● Fragmento del texto:
·····

Ciencia, novela negra y humor literario en la FUL 2019


Dirección de Comunicación Social, 04/Septiembre/2019

Boletín Electrónico Informativo 524


*Los periodistas son los guardianes de la democracia: Diego Petersen

*No  sólo a través del método científico se puede hablar de ciencia, también está la literatura: Agustín Cadena

 

Pachuca de Soto, Hidalgo. – Como parte de las actividades de la Feria Universitaria del Libro (FUL) 2019, se presentó “Malasangre”, de Diego Petersen, “Millones de monstruos”, de Agustín Cadena, y “El Tonaya no perdona”, de Edson Lechuga. 

 

Al presentar su obra “Malasangre”, Diego Petersen sostuvo que los periodistas son los guardianes de la democracia y que es un oficio que se realiza en conjunto. “Creo tenemos qué regresar a algo que hemos olvidado: los ‘gringos’ dicen que los periodistas somos los perros guardianes de la democracia, este oficio no se ejerce en singular, los perros tenemos qué cazar en manada y cuando volvamos a hacerlo vamos a resolver nuestro problema”, señaló. 

 

Agregó que son las condiciones de inseguridad e inequidad que hacen que este oficio también sea riesgoso, pero no es el único. “En las grandes ciudades, a lo mejor no es porque cierta institucionalidad que la ampara. Ante crisis institucional que tenemos en este país, el periódico se vuelve incómodo y lo que es incómodo se vuelve también blanco fácil”, señaló.

 

Debido al número de casos de homicidio relacionados con el narcotráfico, los cuales se han normalizado y no son investigados, el escritor y periodista decidió abarcar el tema de la violencia desde otro punto de vista: a través de la ficción.

 

“Malasangre” cuenta la historia de Beto Zaragoza, quien es un periodista de nota roja que logra desarrollar una gran habilidad para leer a los cadáveres y ver más allá de lo que ven los policías. Tras el asesinato de Mariana Colbert, una poeta a la que críticos y detractores auguraban un futuro brillante, Zaragoza confronta las estructuras oficiales de procuración de justicia. 

 

Monstruos pequeñitos 

 

El escritor Agustín Cadena presentó su obra “Millones de monstruos”, el cual aborda lo interesante que puede ser el reino de los protozoarios. A través de los ojos de un niño que se introduce a este minúsculo universo a través del microscopio. 

 

Al responder las preguntas del público asistente, el escritor hidalguense explicó que este es un tema que siempre le interesó, pues tal vez existan otros mundos que no se puedan ver. Recalcó que no sólo a través del método científico se puede hablar de ciencia y aseguró que su obra es una forma de acercar al lector a este tema. 

 

Mosaico social en “El Tonaya no perdona”

·····

● Datos sin procesar:
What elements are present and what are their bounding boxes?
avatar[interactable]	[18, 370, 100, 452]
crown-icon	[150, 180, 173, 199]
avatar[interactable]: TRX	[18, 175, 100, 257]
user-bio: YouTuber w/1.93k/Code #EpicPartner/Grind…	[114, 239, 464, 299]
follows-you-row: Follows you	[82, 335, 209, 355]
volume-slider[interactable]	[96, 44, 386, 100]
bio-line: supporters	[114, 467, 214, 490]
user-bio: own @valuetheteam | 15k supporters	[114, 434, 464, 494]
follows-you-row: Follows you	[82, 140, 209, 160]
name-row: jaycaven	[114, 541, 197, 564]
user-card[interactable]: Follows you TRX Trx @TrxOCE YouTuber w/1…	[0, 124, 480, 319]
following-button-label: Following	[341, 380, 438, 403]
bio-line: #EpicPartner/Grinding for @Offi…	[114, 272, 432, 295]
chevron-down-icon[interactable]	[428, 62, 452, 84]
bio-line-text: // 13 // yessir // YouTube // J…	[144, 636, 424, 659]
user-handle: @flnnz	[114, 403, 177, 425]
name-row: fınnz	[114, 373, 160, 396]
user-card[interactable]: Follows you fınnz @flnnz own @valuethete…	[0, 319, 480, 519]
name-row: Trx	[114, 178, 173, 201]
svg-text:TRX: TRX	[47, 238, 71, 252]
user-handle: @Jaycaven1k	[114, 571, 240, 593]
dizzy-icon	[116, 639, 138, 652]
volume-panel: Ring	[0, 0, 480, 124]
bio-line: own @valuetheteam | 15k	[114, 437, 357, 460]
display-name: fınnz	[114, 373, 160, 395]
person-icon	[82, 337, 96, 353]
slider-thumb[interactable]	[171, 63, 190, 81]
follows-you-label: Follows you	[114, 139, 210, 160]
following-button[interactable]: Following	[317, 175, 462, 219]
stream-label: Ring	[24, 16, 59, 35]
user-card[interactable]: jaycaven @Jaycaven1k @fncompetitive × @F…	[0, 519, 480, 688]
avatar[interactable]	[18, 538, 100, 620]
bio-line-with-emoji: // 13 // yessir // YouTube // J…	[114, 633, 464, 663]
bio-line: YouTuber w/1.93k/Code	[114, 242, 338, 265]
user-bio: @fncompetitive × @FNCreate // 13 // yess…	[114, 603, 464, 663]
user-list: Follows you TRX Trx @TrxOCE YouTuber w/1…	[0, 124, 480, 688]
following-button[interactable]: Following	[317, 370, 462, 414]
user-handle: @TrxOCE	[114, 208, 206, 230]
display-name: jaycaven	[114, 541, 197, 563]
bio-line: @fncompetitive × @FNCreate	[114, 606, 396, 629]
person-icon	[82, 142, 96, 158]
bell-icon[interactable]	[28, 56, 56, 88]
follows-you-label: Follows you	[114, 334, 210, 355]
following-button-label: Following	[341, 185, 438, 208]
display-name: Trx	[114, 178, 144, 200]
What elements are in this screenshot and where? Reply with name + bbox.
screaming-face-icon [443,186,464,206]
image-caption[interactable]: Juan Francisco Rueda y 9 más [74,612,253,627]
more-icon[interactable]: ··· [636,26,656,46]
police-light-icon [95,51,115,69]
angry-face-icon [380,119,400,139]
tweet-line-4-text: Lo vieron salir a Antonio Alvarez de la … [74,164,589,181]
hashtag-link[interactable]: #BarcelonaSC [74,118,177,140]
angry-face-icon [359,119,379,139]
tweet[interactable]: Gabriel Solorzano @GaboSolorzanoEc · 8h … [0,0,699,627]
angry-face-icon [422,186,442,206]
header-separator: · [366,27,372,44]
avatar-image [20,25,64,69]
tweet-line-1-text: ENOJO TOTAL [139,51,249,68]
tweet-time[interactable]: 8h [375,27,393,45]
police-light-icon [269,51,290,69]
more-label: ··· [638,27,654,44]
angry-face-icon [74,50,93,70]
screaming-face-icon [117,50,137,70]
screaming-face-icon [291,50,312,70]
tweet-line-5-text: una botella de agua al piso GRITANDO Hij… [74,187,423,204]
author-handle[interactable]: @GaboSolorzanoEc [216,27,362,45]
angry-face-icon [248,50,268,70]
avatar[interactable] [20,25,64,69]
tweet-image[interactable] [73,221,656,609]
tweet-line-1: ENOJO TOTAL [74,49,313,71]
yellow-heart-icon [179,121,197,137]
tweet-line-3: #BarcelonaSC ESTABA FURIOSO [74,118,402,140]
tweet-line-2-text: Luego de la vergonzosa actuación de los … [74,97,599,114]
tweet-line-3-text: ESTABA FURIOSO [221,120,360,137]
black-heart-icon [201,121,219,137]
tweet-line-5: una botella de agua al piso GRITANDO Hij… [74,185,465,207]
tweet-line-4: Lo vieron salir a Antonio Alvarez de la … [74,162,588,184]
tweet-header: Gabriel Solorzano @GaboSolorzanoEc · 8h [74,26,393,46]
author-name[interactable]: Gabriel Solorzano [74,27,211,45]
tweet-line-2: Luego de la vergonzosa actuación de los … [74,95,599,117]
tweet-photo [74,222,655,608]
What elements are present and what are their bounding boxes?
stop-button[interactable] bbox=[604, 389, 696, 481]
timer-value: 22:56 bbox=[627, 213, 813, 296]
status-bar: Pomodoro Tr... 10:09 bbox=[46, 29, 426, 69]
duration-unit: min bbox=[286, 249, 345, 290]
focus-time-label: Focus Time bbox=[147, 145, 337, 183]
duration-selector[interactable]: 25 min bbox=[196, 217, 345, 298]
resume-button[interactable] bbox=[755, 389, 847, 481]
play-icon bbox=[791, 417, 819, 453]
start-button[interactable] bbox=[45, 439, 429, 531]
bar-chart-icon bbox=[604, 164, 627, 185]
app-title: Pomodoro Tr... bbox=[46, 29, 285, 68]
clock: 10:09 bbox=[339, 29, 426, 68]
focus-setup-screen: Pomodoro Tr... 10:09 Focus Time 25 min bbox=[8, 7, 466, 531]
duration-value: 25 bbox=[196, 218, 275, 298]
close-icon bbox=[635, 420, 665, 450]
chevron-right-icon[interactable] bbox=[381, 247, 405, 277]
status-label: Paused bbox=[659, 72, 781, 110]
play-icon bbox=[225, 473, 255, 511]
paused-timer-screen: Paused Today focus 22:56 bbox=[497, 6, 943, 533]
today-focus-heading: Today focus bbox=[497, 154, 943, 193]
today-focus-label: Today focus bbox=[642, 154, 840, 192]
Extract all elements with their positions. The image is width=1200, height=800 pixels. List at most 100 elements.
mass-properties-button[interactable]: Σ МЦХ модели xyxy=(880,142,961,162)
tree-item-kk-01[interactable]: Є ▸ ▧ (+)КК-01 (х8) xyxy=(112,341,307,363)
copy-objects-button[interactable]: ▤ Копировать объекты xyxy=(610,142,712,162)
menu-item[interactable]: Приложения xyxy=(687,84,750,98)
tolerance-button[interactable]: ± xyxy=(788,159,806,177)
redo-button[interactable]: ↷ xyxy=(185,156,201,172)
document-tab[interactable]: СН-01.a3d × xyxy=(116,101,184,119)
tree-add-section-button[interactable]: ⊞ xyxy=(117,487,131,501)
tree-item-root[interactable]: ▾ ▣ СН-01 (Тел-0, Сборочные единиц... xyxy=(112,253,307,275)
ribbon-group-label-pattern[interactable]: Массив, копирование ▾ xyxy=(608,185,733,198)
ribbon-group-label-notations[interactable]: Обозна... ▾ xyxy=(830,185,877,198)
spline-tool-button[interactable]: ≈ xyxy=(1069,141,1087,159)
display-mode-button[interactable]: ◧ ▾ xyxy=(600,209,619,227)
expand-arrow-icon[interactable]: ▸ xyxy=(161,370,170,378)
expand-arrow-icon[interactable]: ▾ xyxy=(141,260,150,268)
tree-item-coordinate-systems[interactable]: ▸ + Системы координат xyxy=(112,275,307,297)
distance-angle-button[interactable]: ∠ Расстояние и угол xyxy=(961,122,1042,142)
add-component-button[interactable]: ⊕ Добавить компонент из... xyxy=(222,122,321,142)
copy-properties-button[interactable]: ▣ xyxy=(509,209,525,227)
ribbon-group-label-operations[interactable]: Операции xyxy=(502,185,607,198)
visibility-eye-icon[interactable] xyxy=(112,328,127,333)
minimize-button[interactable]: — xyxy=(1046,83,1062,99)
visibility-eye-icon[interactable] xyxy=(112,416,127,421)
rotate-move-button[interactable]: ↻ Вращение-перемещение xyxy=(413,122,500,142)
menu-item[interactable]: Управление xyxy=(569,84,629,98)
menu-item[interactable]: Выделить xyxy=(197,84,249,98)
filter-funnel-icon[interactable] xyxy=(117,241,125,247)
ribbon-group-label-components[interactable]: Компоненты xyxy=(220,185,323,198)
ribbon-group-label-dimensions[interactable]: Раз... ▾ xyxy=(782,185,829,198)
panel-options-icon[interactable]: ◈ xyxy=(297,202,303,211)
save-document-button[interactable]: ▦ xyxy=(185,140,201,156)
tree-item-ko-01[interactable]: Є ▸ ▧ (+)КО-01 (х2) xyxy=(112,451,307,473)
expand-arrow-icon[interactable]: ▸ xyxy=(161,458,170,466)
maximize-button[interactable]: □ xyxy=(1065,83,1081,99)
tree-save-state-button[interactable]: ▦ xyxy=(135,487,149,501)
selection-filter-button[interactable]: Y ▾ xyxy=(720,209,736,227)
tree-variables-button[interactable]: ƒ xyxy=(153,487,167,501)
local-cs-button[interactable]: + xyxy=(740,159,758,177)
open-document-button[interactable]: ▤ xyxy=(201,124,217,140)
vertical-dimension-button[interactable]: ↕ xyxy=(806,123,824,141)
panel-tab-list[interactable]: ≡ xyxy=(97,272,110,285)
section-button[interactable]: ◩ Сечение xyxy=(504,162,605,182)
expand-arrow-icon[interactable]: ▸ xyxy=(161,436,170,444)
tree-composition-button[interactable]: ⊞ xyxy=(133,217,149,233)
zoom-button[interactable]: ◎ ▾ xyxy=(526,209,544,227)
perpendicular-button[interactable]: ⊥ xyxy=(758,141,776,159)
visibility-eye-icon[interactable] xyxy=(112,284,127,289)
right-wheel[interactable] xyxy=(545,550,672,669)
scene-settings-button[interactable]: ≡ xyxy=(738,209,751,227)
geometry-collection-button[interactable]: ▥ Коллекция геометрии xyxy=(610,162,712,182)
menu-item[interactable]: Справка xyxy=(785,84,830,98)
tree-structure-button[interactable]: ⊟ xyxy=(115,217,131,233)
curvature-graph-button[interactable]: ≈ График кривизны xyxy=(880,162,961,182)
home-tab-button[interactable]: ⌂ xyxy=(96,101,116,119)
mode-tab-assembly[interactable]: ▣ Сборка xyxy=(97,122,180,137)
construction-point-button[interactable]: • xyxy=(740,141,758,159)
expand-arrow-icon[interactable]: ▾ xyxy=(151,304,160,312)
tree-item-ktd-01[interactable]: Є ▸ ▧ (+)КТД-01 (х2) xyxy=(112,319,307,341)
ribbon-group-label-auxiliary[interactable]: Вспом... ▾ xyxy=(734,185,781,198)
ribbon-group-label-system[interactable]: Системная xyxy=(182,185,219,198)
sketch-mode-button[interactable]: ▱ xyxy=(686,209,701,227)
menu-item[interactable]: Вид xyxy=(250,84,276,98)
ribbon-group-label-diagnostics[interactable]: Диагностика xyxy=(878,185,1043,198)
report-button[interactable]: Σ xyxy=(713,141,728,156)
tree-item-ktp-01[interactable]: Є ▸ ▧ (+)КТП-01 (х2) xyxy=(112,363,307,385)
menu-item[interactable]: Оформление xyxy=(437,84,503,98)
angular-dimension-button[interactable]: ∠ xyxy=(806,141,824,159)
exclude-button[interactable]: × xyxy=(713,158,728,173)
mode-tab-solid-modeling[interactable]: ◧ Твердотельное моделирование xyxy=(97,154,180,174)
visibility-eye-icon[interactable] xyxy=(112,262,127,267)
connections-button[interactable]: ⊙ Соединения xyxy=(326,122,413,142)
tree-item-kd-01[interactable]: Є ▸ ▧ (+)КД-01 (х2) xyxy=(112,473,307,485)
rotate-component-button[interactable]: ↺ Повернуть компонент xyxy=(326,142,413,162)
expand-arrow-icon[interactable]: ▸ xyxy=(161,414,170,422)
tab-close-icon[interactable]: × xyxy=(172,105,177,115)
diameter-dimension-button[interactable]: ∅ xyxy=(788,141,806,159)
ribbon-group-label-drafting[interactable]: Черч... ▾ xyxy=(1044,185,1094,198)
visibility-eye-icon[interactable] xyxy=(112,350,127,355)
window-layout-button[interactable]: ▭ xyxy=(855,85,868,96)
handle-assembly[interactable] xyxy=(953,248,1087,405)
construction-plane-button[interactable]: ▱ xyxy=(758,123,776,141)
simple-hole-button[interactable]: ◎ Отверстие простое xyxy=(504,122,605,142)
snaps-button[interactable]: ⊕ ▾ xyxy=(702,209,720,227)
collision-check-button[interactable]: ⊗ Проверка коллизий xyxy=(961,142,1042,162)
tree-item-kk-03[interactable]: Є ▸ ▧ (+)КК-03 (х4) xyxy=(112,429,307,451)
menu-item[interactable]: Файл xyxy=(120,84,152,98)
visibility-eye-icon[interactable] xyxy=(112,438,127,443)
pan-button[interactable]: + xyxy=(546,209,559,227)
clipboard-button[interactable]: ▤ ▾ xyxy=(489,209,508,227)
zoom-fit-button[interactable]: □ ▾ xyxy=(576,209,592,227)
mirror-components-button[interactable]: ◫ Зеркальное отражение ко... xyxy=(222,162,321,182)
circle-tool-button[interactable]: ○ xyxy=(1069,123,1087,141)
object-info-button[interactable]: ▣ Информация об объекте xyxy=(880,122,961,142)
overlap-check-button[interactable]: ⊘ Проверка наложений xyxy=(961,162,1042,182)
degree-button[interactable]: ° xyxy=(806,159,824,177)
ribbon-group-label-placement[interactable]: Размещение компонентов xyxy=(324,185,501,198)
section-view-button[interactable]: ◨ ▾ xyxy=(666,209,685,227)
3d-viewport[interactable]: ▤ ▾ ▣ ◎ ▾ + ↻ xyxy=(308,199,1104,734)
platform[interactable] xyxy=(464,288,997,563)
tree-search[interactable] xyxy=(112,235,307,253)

·····

● Ejercicios propuestos:
• a. Según la nota sobre la FUL 2019, ¿quién protagoniza la novela “Malasangre” y a qué se dedica?
• b. Transcribe de la nota sobre la FUL 2019 el pasaje que comienza con “Agregó que son” y continúa hasta “de la ficción.”.
Para resolver esto no hacen falta las entradas.

● Ejercicios resueltos:
• a. La protagoniza Beto Zaragoza, un periodista de nota roja.

• b.
Agregó que son las condiciones de inseguridad e inequidad que hacen que este oficio también sea riesgoso, pero no es el único. “En las grandes ciudades, a lo mejor no es porque cierta institucionalidad que la ampara. Ante crisis institucional que tenemos en este país, el periódico se vuelve incómodo y lo que es incómodo se vuelve también blanco fácil”, señaló.

 

Debido al número de casos de homicidio relacionados con el narcotráfico, los cuales se han normalizado y no son investigados, el escritor y periodista decidió abarcar el tema de la violencia desde otro punto de vista: a través de la ficción.